■ What the task requires ■
Write out the full listing exactly as given, minus the images.

.....

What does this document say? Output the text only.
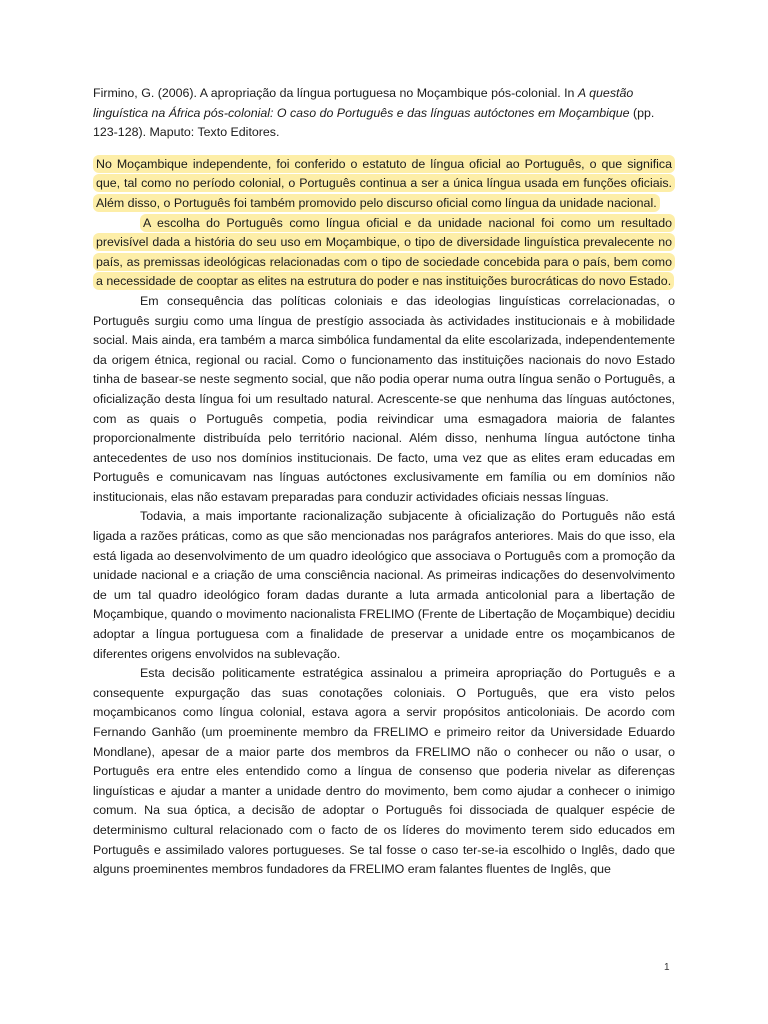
Firmino, G. (2006). A apropriação da língua portuguesa no Moçambique pós-colonial. In A questão linguística na África pós-colonial: O caso do Português e das línguas autóctones em Moçambique (pp. 123-128). Maputo: Texto Editores.

No Moçambique independente, foi conferido o estatuto de língua oficial ao Português, o que significa que, tal como no período colonial, o Português continua a ser a única língua usada em funções oficiais. Além disso, o Português foi também promovido pelo discurso oficial como língua da unidade nacional.

A escolha do Português como língua oficial e da unidade nacional foi como um resultado previsível dada a história do seu uso em Moçambique, o tipo de diversidade linguística prevalecente no país, as premissas ideológicas relacionadas com o tipo de sociedade concebida para o país, bem como a necessidade de cooptar as elites na estrutura do poder e nas instituições burocráticas do novo Estado.

Em consequência das políticas coloniais e das ideologias linguísticas correlacionadas, o Português surgiu como uma língua de prestígio associada às actividades institucionais e à mobilidade social. Mais ainda, era também a marca simbólica fundamental da elite escolarizada, independentemente da origem étnica, regional ou racial. Como o funcionamento das instituições nacionais do novo Estado tinha de basear-se neste segmento social, que não podia operar numa outra língua senão o Português, a oficialização desta língua foi um resultado natural. Acrescente-se que nenhuma das línguas autóctones, com as quais o Português competia, podia reivindicar uma esmagadora maioria de falantes proporcionalmente distribuída pelo território nacional. Além disso, nenhuma língua autóctone tinha antecedentes de uso nos domínios institucionais. De facto, uma vez que as elites eram educadas em Português e comunicavam nas línguas autóctones exclusivamente em família ou em domínios não institucionais, elas não estavam preparadas para conduzir actividades oficiais nessas línguas.

Todavia, a mais importante racionalização subjacente à oficialização do Português não está ligada a razões práticas, como as que são mencionadas nos parágrafos anteriores. Mais do que isso, ela está ligada ao desenvolvimento de um quadro ideológico que associava o Português com a promoção da unidade nacional e a criação de uma consciência nacional. As primeiras indicações do desenvolvimento de um tal quadro ideológico foram dadas durante a luta armada anticolonial para a libertação de Moçambique, quando o movimento nacionalista FRELIMO (Frente de Libertação de Moçambique) decidiu adoptar a língua portuguesa com a finalidade de preservar a unidade entre os moçambicanos de diferentes origens envolvidos na sublevação.

Esta decisão politicamente estratégica assinalou a primeira apropriação do Português e a consequente expurgação das suas conotações coloniais. O Português, que era visto pelos moçambicanos como língua colonial, estava agora a servir propósitos anticoloniais. De acordo com Fernando Ganhão (um proeminente membro da FRELIMO e primeiro reitor da Universidade Eduardo Mondlane), apesar de a maior parte dos membros da FRELIMO não o conhecer ou não o usar, o Português era entre eles entendido como a língua de consenso que poderia nivelar as diferenças linguísticas e ajudar a manter a unidade dentro do movimento, bem como ajudar a conhecer o inimigo comum. Na sua óptica, a decisão de adoptar o Português foi dissociada de qualquer espécie de determinismo cultural relacionado com o facto de os líderes do movimento terem sido educados em Português e assimilado valores portugueses. Se tal fosse o caso ter-se-ia escolhido o Inglês, dado que alguns proeminentes membros fundadores da FRELIMO eram falantes fluentes de Inglês, que

1
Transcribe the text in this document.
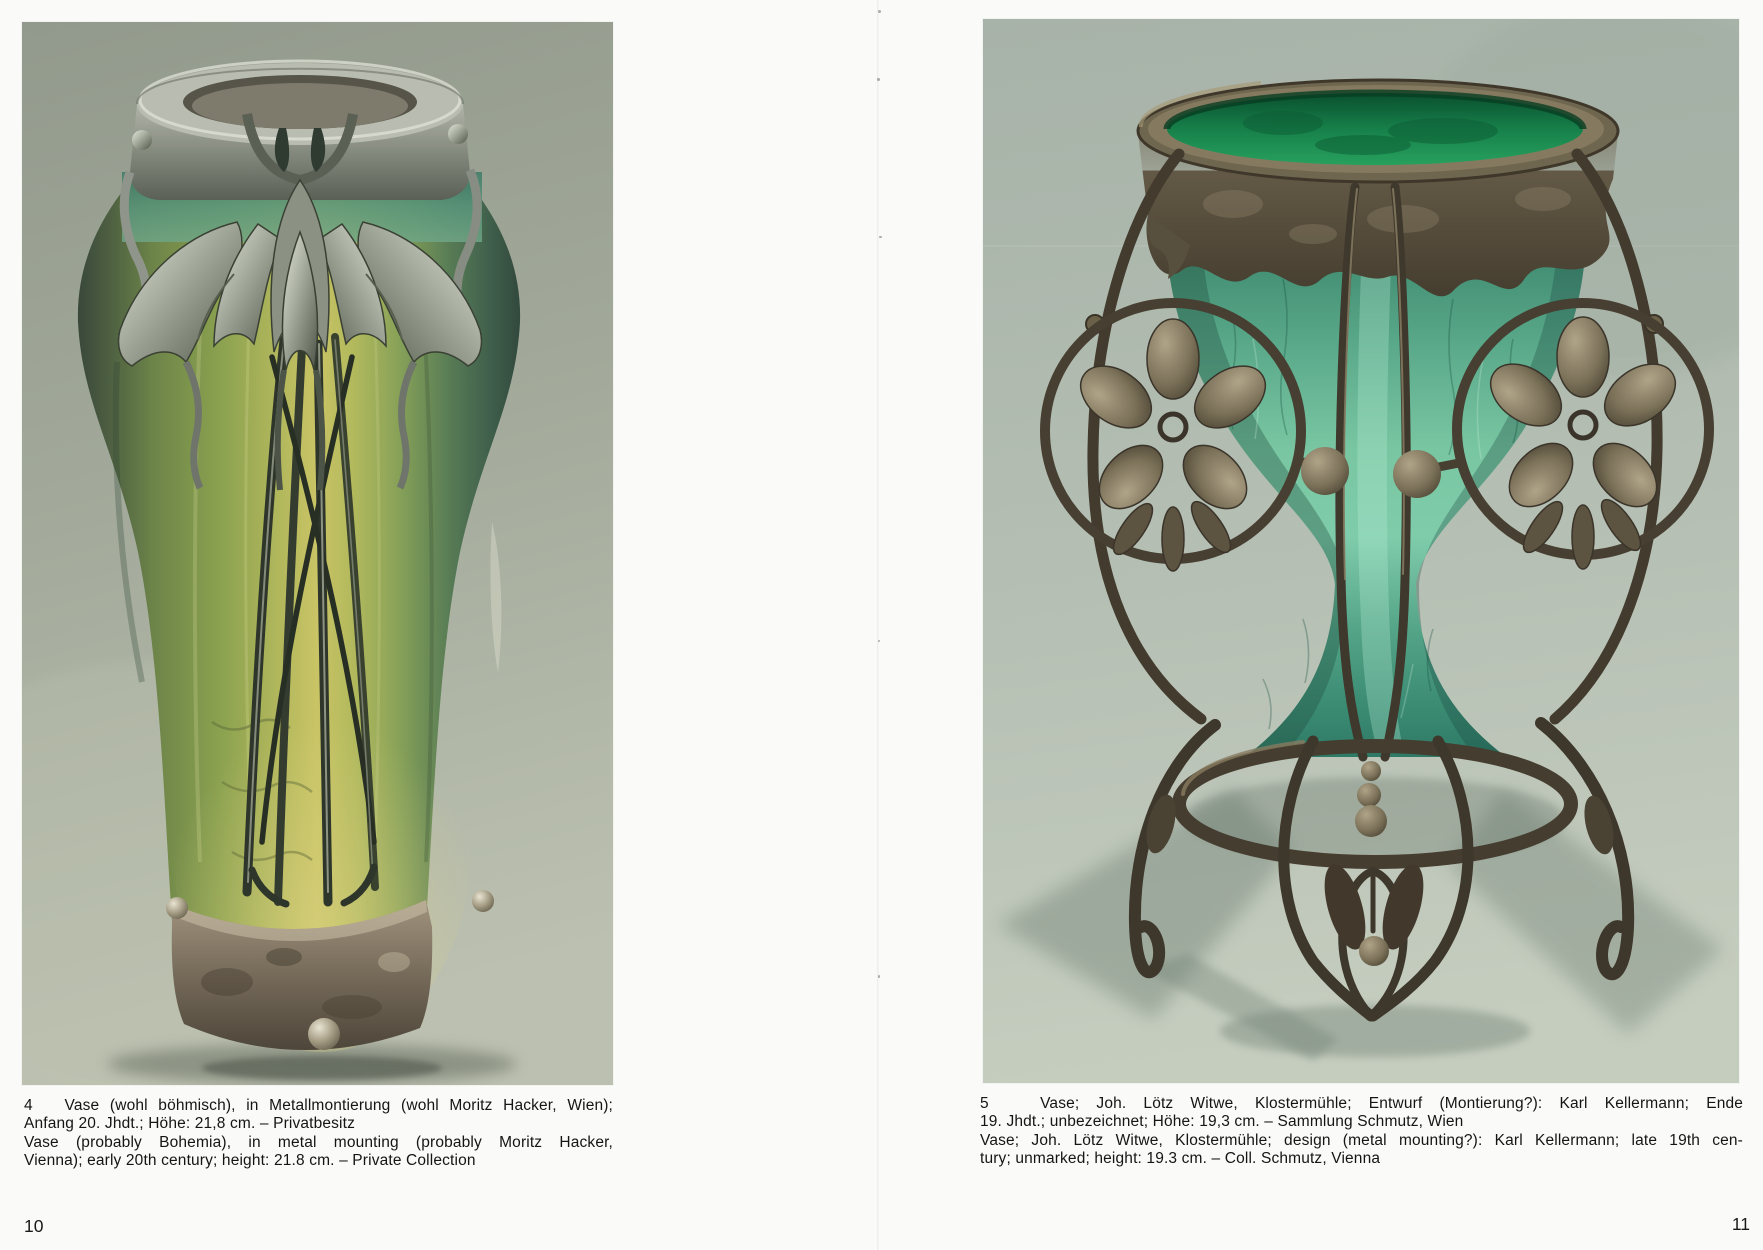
4   Vase (wohl böhmisch), in Metallmontierung (wohl Moritz Hacker, Wien);
Anfang 20. Jhdt.; Höhe: 21,8 cm. – Privatbesitz
Vase (probably Bohemia), in metal mounting (probably Moritz Hacker,
Vienna); early 20th century; height: 21.8 cm. – Private Collection
10
5   Vase; Joh. Lötz Witwe, Klostermühle; Entwurf (Montierung?): Karl Kellermann; Ende
19. Jhdt.; unbezeichnet; Höhe: 19,3 cm. – Sammlung Schmutz, Wien
Vase; Joh. Lötz Witwe, Klostermühle; design (metal mounting?): Karl Kellermann; late 19th cen-
tury; unmarked; height: 19.3 cm. – Coll. Schmutz, Vienna
11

.....

■ Completed task ■
What does this document say? Output the text only.
Firmino, G. (2006). A apropriação da língua portuguesa no Moçambique pós-colonial. In A questão linguística na África pós-colonial: O caso do Português e das línguas autóctones em Moçambique (pp. 123-128). Maputo: Texto Editores.

No Moçambique independente, foi conferido o estatuto de língua oficial ao Português, o que significa que, tal como no período colonial, o Português continua a ser a única língua usada em funções oficiais. Além disso, o Português foi também promovido pelo discurso oficial como língua da unidade nacional.

A escolha do Português como língua oficial e da unidade nacional foi como um resultado previsível dada a história do seu uso em Moçambique, o tipo de diversidade linguística prevalecente no país, as premissas ideológicas relacionadas com o tipo de sociedade concebida para o país, bem como a necessidade de cooptar as elites na estrutura do poder e nas instituições burocráticas do novo Estado.

Em consequência das políticas coloniais e das ideologias linguísticas correlacionadas, o Português surgiu como uma língua de prestígio associada às actividades institucionais e à mobilidade social. Mais ainda, era também a marca simbólica fundamental da elite escolarizada, independentemente da origem étnica, regional ou racial. Como o funcionamento das instituições nacionais do novo Estado tinha de basear-se neste segmento social, que não podia operar numa outra língua senão o Português, a oficialização desta língua foi um resultado natural. Acrescente-se que nenhuma das línguas autóctones, com as quais o Português competia, podia reivindicar uma esmagadora maioria de falantes proporcionalmente distribuída pelo território nacional. Além disso, nenhuma língua autóctone tinha antecedentes de uso nos domínios institucionais. De facto, uma vez que as elites eram educadas em Português e comunicavam nas línguas autóctones exclusivamente em família ou em domínios não institucionais, elas não estavam preparadas para conduzir actividades oficiais nessas línguas.

Todavia, a mais importante racionalização subjacente à oficialização do Português não está ligada a razões práticas, como as que são mencionadas nos parágrafos anteriores. Mais do que isso, ela está ligada ao desenvolvimento de um quadro ideológico que associava o Português com a promoção da unidade nacional e a criação de uma consciência nacional. As primeiras indicações do desenvolvimento de um tal quadro ideológico foram dadas durante a luta armada anticolonial para a libertação de Moçambique, quando o movimento nacionalista FRELIMO (Frente de Libertação de Moçambique) decidiu adoptar a língua portuguesa com a finalidade de preservar a unidade entre os moçambicanos de diferentes origens envolvidos na sublevação.

Esta decisão politicamente estratégica assinalou a primeira apropriação do Português e a consequente expurgação das suas conotações coloniais. O Português, que era visto pelos moçambicanos como língua colonial, estava agora a servir propósitos anticoloniais. De acordo com Fernando Ganhão (um proeminente membro da FRELIMO e primeiro reitor da Universidade Eduardo Mondlane), apesar de a maior parte dos membros da FRELIMO não o conhecer ou não o usar, o Português era entre eles entendido como a língua de consenso que poderia nivelar as diferenças linguísticas e ajudar a manter a unidade dentro do movimento, bem como ajudar a conhecer o inimigo comum. Na sua óptica, a decisão de adoptar o Português foi dissociada de qualquer espécie de determinismo cultural relacionado com o facto de os líderes do movimento terem sido educados em Português e assimilado valores portugueses. Se tal fosse o caso ter-se-ia escolhido o Inglês, dado que alguns proeminentes membros fundadores da FRELIMO eram falantes fluentes de Inglês, que

1
Transcribe the text in this document.
4   Vase (wohl böhmisch), in Metallmontierung (wohl Moritz Hacker, Wien);
Anfang 20. Jhdt.; Höhe: 21,8 cm. – Privatbesitz
Vase (probably Bohemia), in metal mounting (probably Moritz Hacker,
Vienna); early 20th century; height: 21.8 cm. – Private Collection
10
5   Vase; Joh. Lötz Witwe, Klostermühle; Entwurf (Montierung?): Karl Kellermann; Ende
19. Jhdt.; unbezeichnet; Höhe: 19,3 cm. – Sammlung Schmutz, Wien
Vase; Joh. Lötz Witwe, Klostermühle; design (metal mounting?): Karl Kellermann; late 19th cen-
tury; unmarked; height: 19.3 cm. – Coll. Schmutz, Vienna
11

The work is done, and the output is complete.